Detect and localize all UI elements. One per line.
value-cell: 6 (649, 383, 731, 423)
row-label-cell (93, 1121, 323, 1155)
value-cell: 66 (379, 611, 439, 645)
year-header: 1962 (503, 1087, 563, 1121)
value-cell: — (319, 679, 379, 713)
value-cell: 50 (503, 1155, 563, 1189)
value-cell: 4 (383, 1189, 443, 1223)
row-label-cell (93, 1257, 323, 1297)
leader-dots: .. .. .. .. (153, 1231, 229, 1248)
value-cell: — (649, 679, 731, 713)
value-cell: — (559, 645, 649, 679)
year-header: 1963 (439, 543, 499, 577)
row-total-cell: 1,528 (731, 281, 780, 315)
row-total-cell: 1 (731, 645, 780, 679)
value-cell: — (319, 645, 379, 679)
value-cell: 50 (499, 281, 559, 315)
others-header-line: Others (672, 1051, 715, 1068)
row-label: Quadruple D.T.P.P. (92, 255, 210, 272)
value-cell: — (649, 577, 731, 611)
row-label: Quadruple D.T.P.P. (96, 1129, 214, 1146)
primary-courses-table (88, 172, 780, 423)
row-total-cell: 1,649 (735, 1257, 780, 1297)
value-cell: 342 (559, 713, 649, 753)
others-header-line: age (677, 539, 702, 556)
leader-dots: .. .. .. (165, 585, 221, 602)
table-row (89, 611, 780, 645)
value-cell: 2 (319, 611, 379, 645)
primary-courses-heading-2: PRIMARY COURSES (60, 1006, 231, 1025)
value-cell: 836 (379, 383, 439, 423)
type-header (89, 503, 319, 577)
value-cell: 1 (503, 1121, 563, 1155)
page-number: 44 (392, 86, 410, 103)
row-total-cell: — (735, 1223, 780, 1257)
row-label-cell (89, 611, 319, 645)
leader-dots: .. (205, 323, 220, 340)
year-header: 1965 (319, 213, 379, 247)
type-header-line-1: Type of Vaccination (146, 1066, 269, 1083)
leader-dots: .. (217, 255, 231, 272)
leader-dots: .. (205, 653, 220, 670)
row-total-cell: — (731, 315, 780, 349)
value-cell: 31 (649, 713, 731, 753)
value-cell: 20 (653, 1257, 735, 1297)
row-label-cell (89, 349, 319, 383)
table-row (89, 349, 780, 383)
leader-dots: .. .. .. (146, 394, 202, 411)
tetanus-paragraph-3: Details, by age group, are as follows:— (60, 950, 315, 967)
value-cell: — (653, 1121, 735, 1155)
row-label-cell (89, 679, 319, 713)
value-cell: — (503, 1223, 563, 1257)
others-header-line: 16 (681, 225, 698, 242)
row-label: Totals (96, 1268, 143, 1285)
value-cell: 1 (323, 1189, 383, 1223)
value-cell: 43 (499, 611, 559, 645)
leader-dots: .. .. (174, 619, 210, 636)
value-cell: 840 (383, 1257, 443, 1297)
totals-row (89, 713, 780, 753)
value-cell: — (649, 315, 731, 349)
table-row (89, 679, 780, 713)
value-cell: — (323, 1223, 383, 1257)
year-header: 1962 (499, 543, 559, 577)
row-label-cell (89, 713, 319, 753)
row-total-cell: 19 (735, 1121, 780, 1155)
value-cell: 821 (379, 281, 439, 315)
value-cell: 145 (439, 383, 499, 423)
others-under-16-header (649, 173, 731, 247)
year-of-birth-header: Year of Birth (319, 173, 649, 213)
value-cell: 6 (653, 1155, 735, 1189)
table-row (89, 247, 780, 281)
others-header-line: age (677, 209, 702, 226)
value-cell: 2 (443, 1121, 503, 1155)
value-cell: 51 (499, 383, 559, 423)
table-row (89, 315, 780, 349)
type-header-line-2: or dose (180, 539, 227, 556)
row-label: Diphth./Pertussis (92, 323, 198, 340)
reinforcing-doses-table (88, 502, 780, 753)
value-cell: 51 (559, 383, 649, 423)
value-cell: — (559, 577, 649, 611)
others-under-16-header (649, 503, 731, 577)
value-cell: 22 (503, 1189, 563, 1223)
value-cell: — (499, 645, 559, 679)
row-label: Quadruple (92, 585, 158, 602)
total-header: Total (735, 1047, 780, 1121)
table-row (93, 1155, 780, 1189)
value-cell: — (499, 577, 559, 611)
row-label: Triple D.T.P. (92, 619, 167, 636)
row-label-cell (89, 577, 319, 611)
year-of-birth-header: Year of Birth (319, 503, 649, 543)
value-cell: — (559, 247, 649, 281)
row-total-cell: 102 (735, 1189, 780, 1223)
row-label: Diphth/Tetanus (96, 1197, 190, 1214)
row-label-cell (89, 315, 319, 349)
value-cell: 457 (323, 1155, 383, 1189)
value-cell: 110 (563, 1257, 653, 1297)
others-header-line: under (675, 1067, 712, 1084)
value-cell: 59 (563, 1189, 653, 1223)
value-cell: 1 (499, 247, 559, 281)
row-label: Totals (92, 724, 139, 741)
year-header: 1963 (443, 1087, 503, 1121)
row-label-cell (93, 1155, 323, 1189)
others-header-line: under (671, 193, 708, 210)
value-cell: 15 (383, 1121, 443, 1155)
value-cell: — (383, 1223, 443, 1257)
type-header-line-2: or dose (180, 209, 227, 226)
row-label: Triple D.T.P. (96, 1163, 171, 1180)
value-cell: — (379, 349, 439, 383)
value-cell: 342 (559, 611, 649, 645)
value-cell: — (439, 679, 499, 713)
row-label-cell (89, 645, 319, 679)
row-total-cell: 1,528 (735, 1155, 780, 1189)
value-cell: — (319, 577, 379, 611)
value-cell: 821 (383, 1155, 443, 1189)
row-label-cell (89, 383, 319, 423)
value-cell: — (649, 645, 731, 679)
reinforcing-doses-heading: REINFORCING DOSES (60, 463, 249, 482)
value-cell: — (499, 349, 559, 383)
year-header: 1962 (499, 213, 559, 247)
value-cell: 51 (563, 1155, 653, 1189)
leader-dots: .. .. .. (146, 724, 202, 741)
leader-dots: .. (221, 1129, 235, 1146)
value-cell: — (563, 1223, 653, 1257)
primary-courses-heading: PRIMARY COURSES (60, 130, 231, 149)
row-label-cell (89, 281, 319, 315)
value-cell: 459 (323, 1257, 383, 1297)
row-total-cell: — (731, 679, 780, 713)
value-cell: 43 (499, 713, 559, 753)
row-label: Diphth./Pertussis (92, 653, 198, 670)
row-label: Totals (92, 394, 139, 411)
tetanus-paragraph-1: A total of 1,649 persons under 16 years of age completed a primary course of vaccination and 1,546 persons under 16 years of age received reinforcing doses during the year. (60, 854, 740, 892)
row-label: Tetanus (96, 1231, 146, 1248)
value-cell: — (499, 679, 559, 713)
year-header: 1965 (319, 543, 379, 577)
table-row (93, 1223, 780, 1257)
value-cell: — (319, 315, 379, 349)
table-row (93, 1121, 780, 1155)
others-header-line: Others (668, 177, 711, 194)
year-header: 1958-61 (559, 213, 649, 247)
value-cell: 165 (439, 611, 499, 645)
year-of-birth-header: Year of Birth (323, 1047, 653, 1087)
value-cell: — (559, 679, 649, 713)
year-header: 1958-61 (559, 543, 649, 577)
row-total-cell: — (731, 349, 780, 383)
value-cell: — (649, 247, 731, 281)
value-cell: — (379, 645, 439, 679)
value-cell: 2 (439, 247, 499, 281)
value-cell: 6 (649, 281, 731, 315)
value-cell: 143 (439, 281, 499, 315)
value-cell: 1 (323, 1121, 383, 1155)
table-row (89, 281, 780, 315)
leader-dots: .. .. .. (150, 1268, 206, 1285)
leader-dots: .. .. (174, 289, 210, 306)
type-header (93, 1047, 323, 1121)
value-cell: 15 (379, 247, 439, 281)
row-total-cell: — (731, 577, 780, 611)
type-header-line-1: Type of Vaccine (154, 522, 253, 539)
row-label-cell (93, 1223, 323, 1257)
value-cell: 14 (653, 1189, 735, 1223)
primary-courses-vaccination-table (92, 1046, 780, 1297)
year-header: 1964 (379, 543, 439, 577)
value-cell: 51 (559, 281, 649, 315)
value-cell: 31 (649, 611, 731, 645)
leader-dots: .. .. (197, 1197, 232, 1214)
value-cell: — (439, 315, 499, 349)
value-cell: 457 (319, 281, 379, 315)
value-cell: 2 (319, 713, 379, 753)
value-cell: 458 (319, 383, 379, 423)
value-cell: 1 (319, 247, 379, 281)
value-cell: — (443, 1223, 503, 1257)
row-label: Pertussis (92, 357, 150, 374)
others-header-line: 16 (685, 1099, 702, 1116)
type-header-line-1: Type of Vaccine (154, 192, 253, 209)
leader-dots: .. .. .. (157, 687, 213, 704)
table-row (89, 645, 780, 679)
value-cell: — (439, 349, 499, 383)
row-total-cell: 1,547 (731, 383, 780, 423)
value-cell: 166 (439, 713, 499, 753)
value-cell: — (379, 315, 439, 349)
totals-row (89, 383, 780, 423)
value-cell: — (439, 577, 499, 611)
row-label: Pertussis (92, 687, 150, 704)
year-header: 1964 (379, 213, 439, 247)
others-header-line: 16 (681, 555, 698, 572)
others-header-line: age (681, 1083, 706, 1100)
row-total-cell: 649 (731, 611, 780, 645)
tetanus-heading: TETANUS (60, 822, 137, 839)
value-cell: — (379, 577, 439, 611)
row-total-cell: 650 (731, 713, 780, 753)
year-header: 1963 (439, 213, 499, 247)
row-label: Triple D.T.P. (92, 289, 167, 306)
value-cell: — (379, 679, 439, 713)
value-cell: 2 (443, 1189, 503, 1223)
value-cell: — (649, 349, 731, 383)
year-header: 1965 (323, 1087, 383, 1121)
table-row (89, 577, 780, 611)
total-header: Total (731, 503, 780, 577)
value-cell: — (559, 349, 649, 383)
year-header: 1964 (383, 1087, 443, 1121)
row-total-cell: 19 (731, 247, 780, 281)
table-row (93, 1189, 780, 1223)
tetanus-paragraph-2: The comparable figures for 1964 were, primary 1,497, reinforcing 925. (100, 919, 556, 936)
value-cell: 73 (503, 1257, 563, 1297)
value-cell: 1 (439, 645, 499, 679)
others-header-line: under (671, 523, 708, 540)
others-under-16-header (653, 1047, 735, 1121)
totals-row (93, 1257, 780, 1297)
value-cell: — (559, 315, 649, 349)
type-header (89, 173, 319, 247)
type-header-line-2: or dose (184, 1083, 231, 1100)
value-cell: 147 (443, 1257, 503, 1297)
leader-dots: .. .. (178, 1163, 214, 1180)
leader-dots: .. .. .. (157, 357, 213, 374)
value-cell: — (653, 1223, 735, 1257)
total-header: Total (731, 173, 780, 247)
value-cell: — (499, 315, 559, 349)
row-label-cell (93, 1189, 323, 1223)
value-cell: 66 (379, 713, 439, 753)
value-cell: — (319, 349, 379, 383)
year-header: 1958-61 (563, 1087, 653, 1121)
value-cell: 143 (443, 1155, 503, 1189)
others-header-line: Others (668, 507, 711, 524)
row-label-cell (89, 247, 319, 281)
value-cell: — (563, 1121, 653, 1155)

■ ■ ■ ■ ■ ■ ■

=== SET TASK ===
Could you copy out the rows word for word, from the first one through the row containing "others-header-line: Others (672, 1051, 715, 1068)"?

=== WORKED SOLUTION ===
Detect and localize all UI elements. One per line.
value-cell: 6 (649, 383, 731, 423)
row-label-cell (93, 1121, 323, 1155)
value-cell: 66 (379, 611, 439, 645)
year-header: 1962 (503, 1087, 563, 1121)
value-cell: — (319, 679, 379, 713)
value-cell: 50 (503, 1155, 563, 1189)
value-cell: 4 (383, 1189, 443, 1223)
row-label-cell (93, 1257, 323, 1297)
leader-dots: .. .. .. .. (153, 1231, 229, 1248)
value-cell: — (649, 679, 731, 713)
value-cell: — (559, 645, 649, 679)
year-header: 1963 (439, 543, 499, 577)
row-total-cell: 1,528 (731, 281, 780, 315)
row-total-cell: 1 (731, 645, 780, 679)
value-cell: — (319, 645, 379, 679)
value-cell: 50 (499, 281, 559, 315)
others-header-line: Others (672, 1051, 715, 1068)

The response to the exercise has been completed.